» APLIQUE A LEITURA:
A. Indique se cada afirmação concorda com o texto sobre a denúncia contra o terapeuta, respondendo sim ou não e citando literalmente as palavras do texto que decidem a questão: (i) o terapeuta responde por cinco estupros de vulnerável; (ii) a decisão é do dia 6 de setembro; (iii) segundo a promotora, a vítima estava grávida.
B. Retome o texto sobre a denúncia contra o terapeuta, dando-lhe continuidade a partir da última frase apresentada.

Depois de ouvir testemunhas e reunir provas, a promotoria denunciou Tadashi Kadomoto. Ele responde na Justiça por cinco estupros de vulnerável cometidos contra a paciente. O terapeuta também é acusado por lesão corporal grave pelos danos psiquiátricos que foram causados à vítima. A decisão é do dia 6 de outubro. O terapeuta poderá se defender no processo, que entra em uma nova fase de investigação. Caberá à Justiça ouvir as partes e julgar se ele é culpado pela crimes.
A promotora de Justiça responsável pelo caso, Celeste Leite dos Santos, afirmou que o terapeuta se usou da vulnerabilidade em que a mulher se encontrava para cometer os abusos. “Foi de uma forma progressiva... Começou com um toque, depois troca de e-mails, até que ele consumou, quando ela não tinha a menor capacidade de assumir resistência, o ato sexual, não respeitando sequer o fato de que a vítima estava grávida".

» EXTRATO DE DADOS:
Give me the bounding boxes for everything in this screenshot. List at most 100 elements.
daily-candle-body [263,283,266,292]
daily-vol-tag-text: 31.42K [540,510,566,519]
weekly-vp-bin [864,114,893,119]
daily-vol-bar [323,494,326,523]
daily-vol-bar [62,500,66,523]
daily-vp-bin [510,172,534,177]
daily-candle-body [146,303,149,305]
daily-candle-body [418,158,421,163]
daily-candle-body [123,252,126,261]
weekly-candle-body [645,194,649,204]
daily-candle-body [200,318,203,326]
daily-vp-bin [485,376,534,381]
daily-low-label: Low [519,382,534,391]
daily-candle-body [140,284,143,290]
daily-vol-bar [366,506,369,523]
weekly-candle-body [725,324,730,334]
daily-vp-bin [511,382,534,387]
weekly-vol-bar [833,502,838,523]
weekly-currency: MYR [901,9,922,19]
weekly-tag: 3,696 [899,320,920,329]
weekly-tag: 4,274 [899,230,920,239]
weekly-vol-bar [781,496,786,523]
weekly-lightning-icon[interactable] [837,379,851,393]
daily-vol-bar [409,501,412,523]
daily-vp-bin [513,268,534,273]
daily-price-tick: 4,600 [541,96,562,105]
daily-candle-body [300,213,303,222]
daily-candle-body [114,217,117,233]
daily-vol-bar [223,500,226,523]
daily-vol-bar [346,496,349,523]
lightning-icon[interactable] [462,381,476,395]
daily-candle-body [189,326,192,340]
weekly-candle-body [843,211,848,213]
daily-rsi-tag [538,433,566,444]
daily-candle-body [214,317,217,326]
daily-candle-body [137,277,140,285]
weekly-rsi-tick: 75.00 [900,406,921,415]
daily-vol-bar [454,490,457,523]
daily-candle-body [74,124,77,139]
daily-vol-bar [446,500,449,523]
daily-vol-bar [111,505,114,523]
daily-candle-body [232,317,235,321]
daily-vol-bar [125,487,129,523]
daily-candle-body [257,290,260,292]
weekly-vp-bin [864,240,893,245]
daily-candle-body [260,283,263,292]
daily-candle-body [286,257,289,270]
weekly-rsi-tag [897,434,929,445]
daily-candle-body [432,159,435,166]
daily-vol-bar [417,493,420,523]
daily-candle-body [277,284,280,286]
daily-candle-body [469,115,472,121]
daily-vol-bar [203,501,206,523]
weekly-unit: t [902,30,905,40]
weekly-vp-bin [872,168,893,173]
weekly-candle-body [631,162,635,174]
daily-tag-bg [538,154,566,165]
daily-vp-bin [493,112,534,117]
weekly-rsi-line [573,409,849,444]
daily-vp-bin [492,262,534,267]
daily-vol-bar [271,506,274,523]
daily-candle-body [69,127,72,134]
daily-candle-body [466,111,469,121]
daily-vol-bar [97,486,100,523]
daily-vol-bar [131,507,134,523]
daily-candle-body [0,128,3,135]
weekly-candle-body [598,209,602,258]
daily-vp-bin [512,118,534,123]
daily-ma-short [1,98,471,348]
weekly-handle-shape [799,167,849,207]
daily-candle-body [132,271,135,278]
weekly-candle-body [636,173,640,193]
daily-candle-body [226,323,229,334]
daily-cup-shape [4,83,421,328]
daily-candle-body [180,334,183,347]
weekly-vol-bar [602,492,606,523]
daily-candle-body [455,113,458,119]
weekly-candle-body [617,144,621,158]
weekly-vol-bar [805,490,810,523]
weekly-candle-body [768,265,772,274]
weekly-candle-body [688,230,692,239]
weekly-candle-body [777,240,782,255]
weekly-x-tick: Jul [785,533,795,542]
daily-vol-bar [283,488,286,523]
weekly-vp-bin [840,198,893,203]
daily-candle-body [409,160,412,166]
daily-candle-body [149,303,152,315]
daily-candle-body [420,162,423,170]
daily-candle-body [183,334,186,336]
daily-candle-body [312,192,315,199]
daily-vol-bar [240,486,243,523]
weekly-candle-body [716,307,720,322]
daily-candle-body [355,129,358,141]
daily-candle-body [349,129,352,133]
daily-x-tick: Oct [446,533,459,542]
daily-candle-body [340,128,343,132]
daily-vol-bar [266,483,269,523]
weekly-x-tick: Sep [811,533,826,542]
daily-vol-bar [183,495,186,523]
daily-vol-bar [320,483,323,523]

» RESPOSTAS EM ORDEM:
A.
(i) Sim: "Ele responde na Justiça por cinco estupros de vulnerável cometidos contra a paciente."
(ii) Não: "A decisão é do dia 6 de outubro."
(iii) Sim: "não respeitando sequer o fato de que a vítima estava grávida"

B.
"Ele tinha ciência que ela tinha distúrbios alimentares. E ao invés de ser fonte de tratamento, ele foi agravando todos esses problemas para poder atingir o seu objetivo, que era o mesmo desde o princípio, que era obter conjunção carnal com a vítima”, complementou a promotora.
A maior parte dos abusos teria ocorrido, segundo os relatos, durante o treinamento chamado “Expansão de Consciência”.
“Quando você entra no Expansão, ele realmente é de uma profundidade enorme. Você está sem muro, sem arma, ao que vier. Principalmente de uma pessoa como ele, que é super forte”, relatou uma mulher eu passou pelo curso. “Principalmente nesse curso, a gente fica muito aberto. A vulnerabilidade fica extrema. A pessoa (que faz o curso) precisa estar em terapia constante, porque ele realmente mexe muito com as nossas vulnerabilidades, nossos traumas, nossas feridas..."
“Eu nunca tinha comentado com ninguém. Acho que um pouco de vergonha, de ser ser julgada pelas pessoas… Esse medo do julgamento faz a paralisia acontecer”. A especialista em violência contra mulher considera que os abusos psicológicos são tão nocivos quanto os físicos. “É fácil perceber um olho roxo… Mas na mulher vitima de violência psicológica, ela deixa marcas mto profundas na alma”, explica a advogada Adriana Filizzola.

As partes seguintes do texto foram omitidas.